* _TO BE DONE_
1. Copy the corporate art excerpt from "The Equitable's acquisition" to "it much more.".
2. In the corporate art excerpt, what is the address of the Equitable's new office tower?

* _DOCUMENT SECTION_
[start]
It wasn't the presence of the city's powerful and influential that dazzled Mr. Froehlke. Rather, it was the lobby itself, now the centerpiece of one of the largest corporate art complexes ever created.
"All the crowds and the excitement -- it's been so long in the making I had to find myself a corner to take in what we had done," Mr. Froehlke says, on an elevator ride up the new office tower of the Equitable Life Assurance Society of the United States at 787 Seventh Ave., between 51st and 52nd streets.
The Equitable's acquisition and display of paintings and sculpture is part of the tremendous growth in the size and number of corporate art collections. Corporate art collections are estimated to be worth at least $2 billion today, according to Business Committee for the Arts Inc., a New York-based nonprofit association of business executives.
But its size and its impact make it much more.
[end]
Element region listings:
[start]
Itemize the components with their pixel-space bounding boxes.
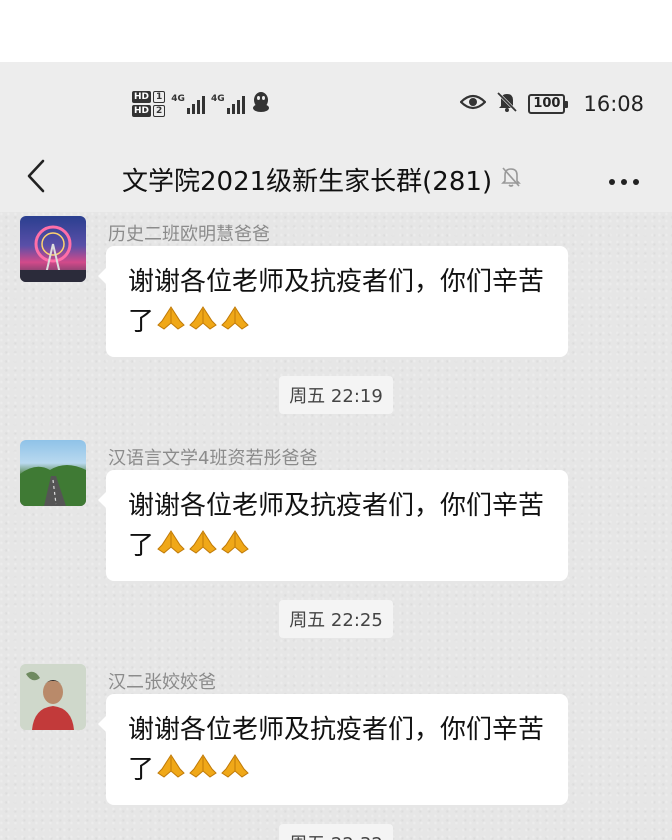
pray-hands-icon xyxy=(220,303,250,343)
pray-hands-icon xyxy=(220,751,250,791)
hd-chip-1: HD 1 xyxy=(132,91,166,103)
time-divider: 周五 22:32 xyxy=(0,824,672,840)
battery-indicator: 100 xyxy=(528,94,569,114)
status-left-group: HD 1 HD 2 4G 4G xyxy=(132,86,271,122)
bell-off-icon xyxy=(500,165,522,193)
sender-name: 汉语言文学4班资若彤爸爸 xyxy=(108,448,318,469)
emoji-group xyxy=(156,751,250,791)
network-type-1: 4G xyxy=(171,94,185,104)
hd-sim-2: 2 xyxy=(153,105,166,117)
chat-title: 文学院2021级新生家长群(281) xyxy=(122,166,493,197)
pray-hands-icon xyxy=(188,527,218,567)
time-divider-label: 周五 22:25 xyxy=(279,600,393,638)
hd-label-1: HD xyxy=(132,91,152,103)
signal-icon-1: 4G xyxy=(171,94,205,114)
emoji-group xyxy=(156,527,250,567)
qq-penguin-icon xyxy=(251,91,271,117)
pray-hands-icon xyxy=(188,303,218,343)
status-time: 16:08 xyxy=(583,92,644,116)
chat-header: 文学院2021级新生家长群(281) xyxy=(0,146,672,212)
pray-hands-icon xyxy=(156,751,186,791)
signal-icon-2: 4G xyxy=(211,94,245,114)
hd-sim-1: 1 xyxy=(153,91,166,103)
hd-label-2: HD xyxy=(132,105,152,117)
hd-chip-2: HD 2 xyxy=(132,105,166,117)
chat-title-group: 文学院2021级新生家长群(281) xyxy=(122,156,522,202)
message-bubble[interactable]: 谢谢各位老师及抗疫者们，你们辛苦了 xyxy=(98,694,568,805)
avatar[interactable] xyxy=(20,664,86,730)
emoji-group xyxy=(156,303,250,343)
pray-hands-icon xyxy=(220,527,250,567)
pray-hands-icon xyxy=(188,751,218,791)
time-divider-label: 周五 22:19 xyxy=(279,376,393,414)
chevron-left-icon xyxy=(26,159,46,197)
more-options-button[interactable] xyxy=(604,158,644,202)
sender-name: 汉二张姣姣爸 xyxy=(108,672,216,693)
eye-icon xyxy=(459,93,487,115)
avatar[interactable] xyxy=(20,216,86,282)
pray-hands-icon xyxy=(156,303,186,343)
hd-indicators: HD 1 HD 2 xyxy=(132,91,166,117)
pray-hands-icon xyxy=(156,527,186,567)
status-right-group: 100 16:08 xyxy=(459,88,644,120)
time-divider-label: 周五 22:32 xyxy=(279,824,393,840)
mute-bell-icon xyxy=(496,91,518,117)
chat-message-area[interactable]: 历史二班欧明慧爸爸 谢谢各位老师及抗疫者们，你们辛苦了 周五 22:19 汉语言… xyxy=(0,212,672,840)
sender-name: 历史二班欧明慧爸爸 xyxy=(108,224,270,245)
ellipsis-icon xyxy=(608,171,640,190)
message-bubble[interactable]: 谢谢各位老师及抗疫者们，你们辛苦了 xyxy=(98,246,568,357)
network-type-2: 4G xyxy=(210,94,225,104)
back-button[interactable] xyxy=(16,156,56,200)
avatar[interactable] xyxy=(20,440,86,506)
time-divider: 周五 22:19 xyxy=(0,376,672,414)
message-bubble[interactable]: 谢谢各位老师及抗疫者们，你们辛苦了 xyxy=(98,470,568,581)
top-blank-area xyxy=(0,0,672,62)
status-bar: HD 1 HD 2 4G 4G 100 16:08 xyxy=(0,62,672,146)
time-divider: 周五 22:25 xyxy=(0,600,672,638)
[end]
* _ANSWERS PER TASK_
1.
The Equitable's acquisition and display of paintings and sculpture is part of the tremendous growth in the size and number of corporate art collections. Corporate art collections are estimated to be worth at least $2 billion today, according to Business Committee for the Arts Inc., a New York-based nonprofit association of business executives.
But its size and its impact make it much more.

2. 787 Seventh Ave., between 51st and 52nd streets.